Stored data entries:
* Begin *

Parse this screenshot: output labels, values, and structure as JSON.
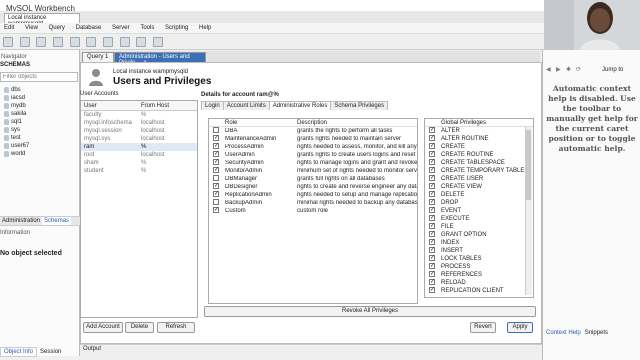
{
  "app": {
    "window_title": "MySQL Workbench",
    "connection_tab": "Local instance wampmysqld"
  },
  "menu": [
    "Edit",
    "View",
    "Query",
    "Database",
    "Server",
    "Tools",
    "Scripting",
    "Help"
  ],
  "navigator": {
    "title": "Navigator",
    "schemas_label": "SCHEMAS",
    "filter_placeholder": "Filter objects",
    "schemas": [
      "dbs",
      "iacsd",
      "mydb",
      "sakila",
      "sql1",
      "sys",
      "test",
      "user67",
      "world"
    ],
    "tabs": [
      "Administration",
      "Schemas"
    ],
    "info_label": "Information",
    "no_object": "No object selected",
    "bottom_tabs": [
      "Object Info",
      "Session"
    ]
  },
  "doc_tabs": {
    "query": "Query 1",
    "admin": "Administration - Users and Privile..."
  },
  "header": {
    "instance": "Local instance wampmysqld",
    "title": "Users and Privileges"
  },
  "user_accounts": {
    "label": "User Accounts",
    "col_user": "User",
    "col_host": "From Host",
    "rows": [
      {
        "user": "faculty",
        "host": "%"
      },
      {
        "user": "mysql.infoschema",
        "host": "localhost"
      },
      {
        "user": "mysql.session",
        "host": "localhost"
      },
      {
        "user": "mysql.sys",
        "host": "localhost"
      },
      {
        "user": "ram",
        "host": "%"
      },
      {
        "user": "root",
        "host": "localhost"
      },
      {
        "user": "sham",
        "host": "%"
      },
      {
        "user": "student",
        "host": "%"
      }
    ],
    "selected_index": 4,
    "buttons": {
      "add": "Add Account",
      "delete": "Delete",
      "refresh": "Refresh"
    }
  },
  "details": {
    "heading": "Details for account ram@%",
    "tabs": [
      "Login",
      "Account Limits",
      "Administrative Roles",
      "Schema Privileges"
    ],
    "selected_tab": 2,
    "roles_col_role": "Role",
    "roles_col_desc": "Description",
    "roles": [
      {
        "name": "DBA",
        "desc": "grants the rights to perform all tasks",
        "checked": false
      },
      {
        "name": "MaintenanceAdmin",
        "desc": "grants rights needed to maintain server",
        "checked": true
      },
      {
        "name": "ProcessAdmin",
        "desc": "rights needed to assess, monitor, and kill any us",
        "checked": true
      },
      {
        "name": "UserAdmin",
        "desc": "grants rights to create users logins and reset pa",
        "checked": true
      },
      {
        "name": "SecurityAdmin",
        "desc": "rights to manage logins and grant and revoke s",
        "checked": true
      },
      {
        "name": "MonitorAdmin",
        "desc": "minimum set of rights needed to monitor serve",
        "checked": true
      },
      {
        "name": "DBManager",
        "desc": "grants full rights on all databases",
        "checked": false
      },
      {
        "name": "DBDesigner",
        "desc": "rights to create and reverse engineer any datab",
        "checked": true
      },
      {
        "name": "ReplicationAdmin",
        "desc": "rights needed to setup and manage replication",
        "checked": true
      },
      {
        "name": "BackupAdmin",
        "desc": "minimal rights needed to backup any database",
        "checked": false
      },
      {
        "name": "Custom",
        "desc": "custom role",
        "checked": true
      }
    ],
    "priv_col": "Global Privileges",
    "privileges": [
      "ALTER",
      "ALTER ROUTINE",
      "CREATE",
      "CREATE ROUTINE",
      "CREATE TABLESPACE",
      "CREATE TEMPORARY TABLES",
      "CREATE USER",
      "CREATE VIEW",
      "DELETE",
      "DROP",
      "EVENT",
      "EXECUTE",
      "FILE",
      "GRANT OPTION",
      "INDEX",
      "INSERT",
      "LOCK TABLES",
      "PROCESS",
      "REFERENCES",
      "RELOAD",
      "REPLICATION CLIENT"
    ],
    "revoke_label": "Revoke All Privileges",
    "revert_label": "Revert",
    "apply_label": "Apply"
  },
  "output_label": "Output",
  "right_panel": {
    "jump_to": "Jump to",
    "help_text": "Automatic context help is disabled. Use the toolbar to manually get help for the current caret position or to toggle automatic help.",
    "tabs": [
      "Context Help",
      "Snippets"
    ]
  },
  "colors": {
    "accent": "#3b6fb6",
    "selection": "#dfe8f6"
  }
}
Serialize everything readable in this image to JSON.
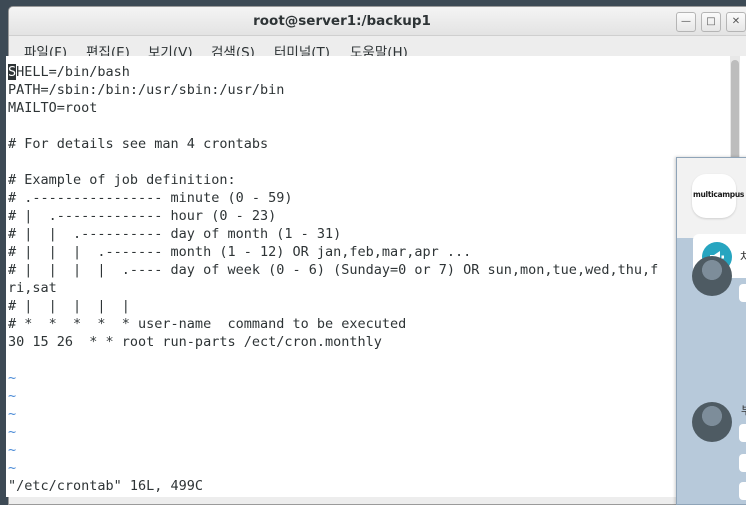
{
  "window": {
    "title": "root@server1:/backup1"
  },
  "menu": [
    {
      "label": "파일(F)"
    },
    {
      "label": "편집(E)"
    },
    {
      "label": "보기(V)"
    },
    {
      "label": "검색(S)"
    },
    {
      "label": "터미널(T)"
    },
    {
      "label": "도움말(H)"
    }
  ],
  "terminal": {
    "cursor_char": "S",
    "first_line_rest": "HELL=/bin/bash",
    "lines": [
      "PATH=/sbin:/bin:/usr/sbin:/usr/bin",
      "MAILTO=root",
      "",
      "# For details see man 4 crontabs",
      "",
      "# Example of job definition:",
      "# .---------------- minute (0 - 59)",
      "# |  .------------- hour (0 - 23)",
      "# |  |  .---------- day of month (1 - 31)",
      "# |  |  |  .------- month (1 - 12) OR jan,feb,mar,apr ...",
      "# |  |  |  |  .---- day of week (0 - 6) (Sunday=0 or 7) OR sun,mon,tue,wed,thu,f",
      "ri,sat",
      "# |  |  |  |  |",
      "# *  *  *  *  * user-name  command to be executed",
      "30 15 26  * * root run-parts /ect/cron.monthly",
      ""
    ],
    "tildes": [
      "~",
      "~",
      "~",
      "~",
      "~",
      "~"
    ],
    "status": "\"/etc/crontab\" 16L, 499C"
  },
  "chat": {
    "brand": "multicampus",
    "notice_text": "차",
    "sender_initial": "부"
  },
  "colors": {
    "tilde": "#4b8bd6",
    "notice_icon": "#27a5c0"
  }
}
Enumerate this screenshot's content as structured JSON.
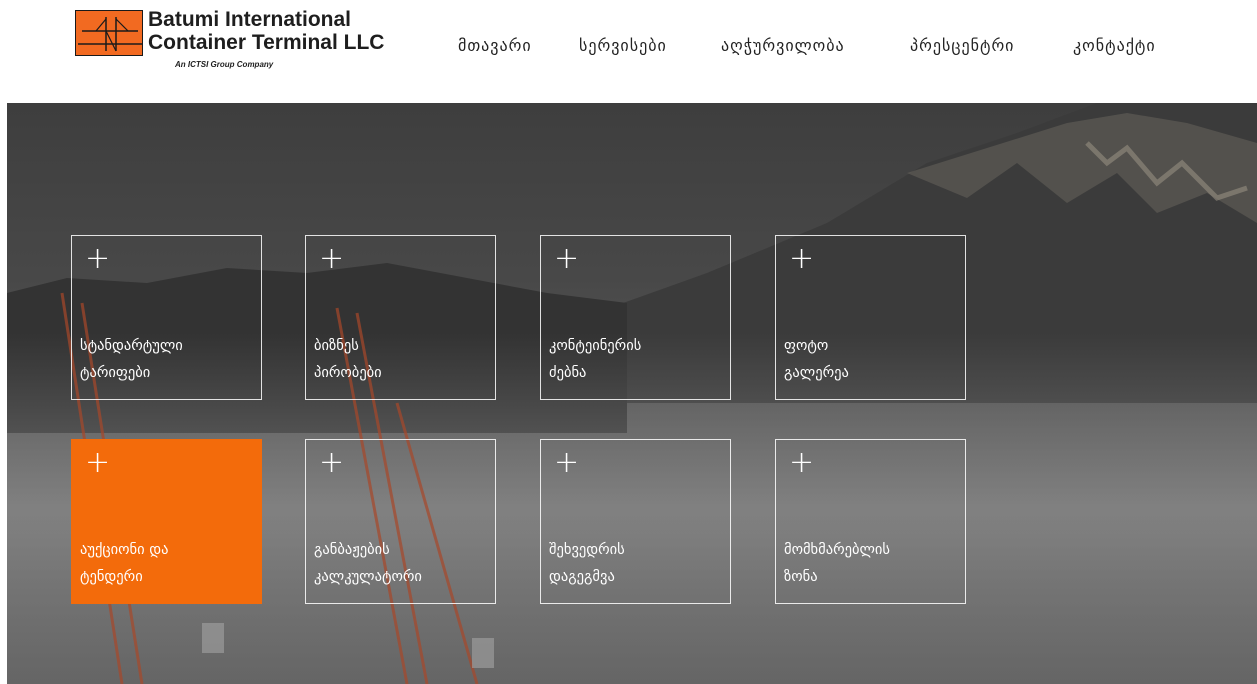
{
  "logo": {
    "line1": "Batumi International",
    "line2": "Container Terminal LLC",
    "tagline": "An ICTSI Group Company",
    "brand_color": "#f26a21"
  },
  "nav": {
    "items": [
      "მთავარი",
      "სერვისები",
      "აღჭურვილობა",
      "პრესცენტრი",
      "კონტაქტი"
    ]
  },
  "tiles": [
    {
      "line1": "სტანდარტული",
      "line2": "ტარიფები",
      "icon": "plus-icon",
      "active": false
    },
    {
      "line1": "ბიზნეს",
      "line2": "პირობები",
      "icon": "plus-icon",
      "active": false
    },
    {
      "line1": "კონტეინერის",
      "line2": "ძებნა",
      "icon": "plus-icon",
      "active": false
    },
    {
      "line1": "ფოტო",
      "line2": "გალერეა",
      "icon": "plus-icon",
      "active": false
    },
    {
      "line1": "აუქციონი და",
      "line2": "ტენდერი",
      "icon": "plus-icon",
      "active": true
    },
    {
      "line1": "განბაჟების",
      "line2": "კალკულატორი",
      "icon": "plus-icon",
      "active": false
    },
    {
      "line1": "შეხვედრის",
      "line2": "დაგეგმვა",
      "icon": "plus-icon",
      "active": false
    },
    {
      "line1": "მომხმარებლის",
      "line2": "ზონა",
      "icon": "plus-icon",
      "active": false
    }
  ],
  "colors": {
    "accent": "#f36b0b",
    "tile_border": "#ffffff"
  }
}
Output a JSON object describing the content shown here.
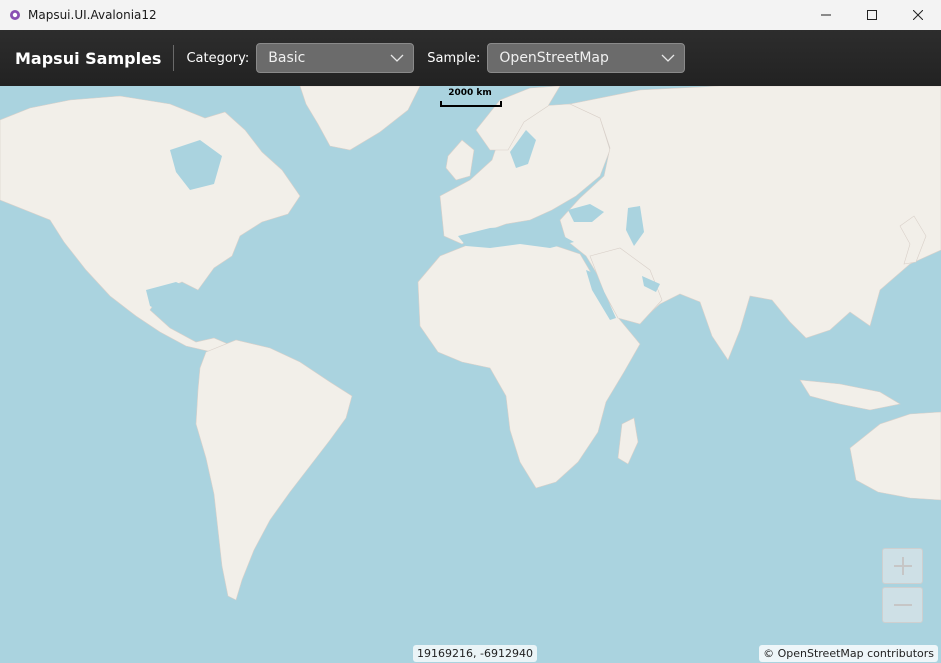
{
  "window": {
    "title": "Mapsui.UI.Avalonia12",
    "controls": [
      "minimize-icon",
      "maximize-icon",
      "close-icon"
    ]
  },
  "toolbar": {
    "brand": "Mapsui Samples",
    "category_label": "Category:",
    "category_value": "Basic",
    "sample_label": "Sample:",
    "sample_value": "OpenStreetMap"
  },
  "map": {
    "scale_label": "2000 km",
    "coordinates": "19169216, -6912940",
    "attribution": "© OpenStreetMap contributors",
    "zoom_in": "+",
    "zoom_out": "−"
  },
  "colors": {
    "water": "#aad3df",
    "land": "#f2efe9",
    "toolbar_bg": "#262626",
    "accent": "#8a4fb3"
  }
}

* End *

# The exercise:
Look through the entries above; copy each line where the string "wampmysqld" appears.

# Solution to the exercise:
    "connection_tab": "Local instance wampmysqld"
    "instance": "Local instance wampmysqld",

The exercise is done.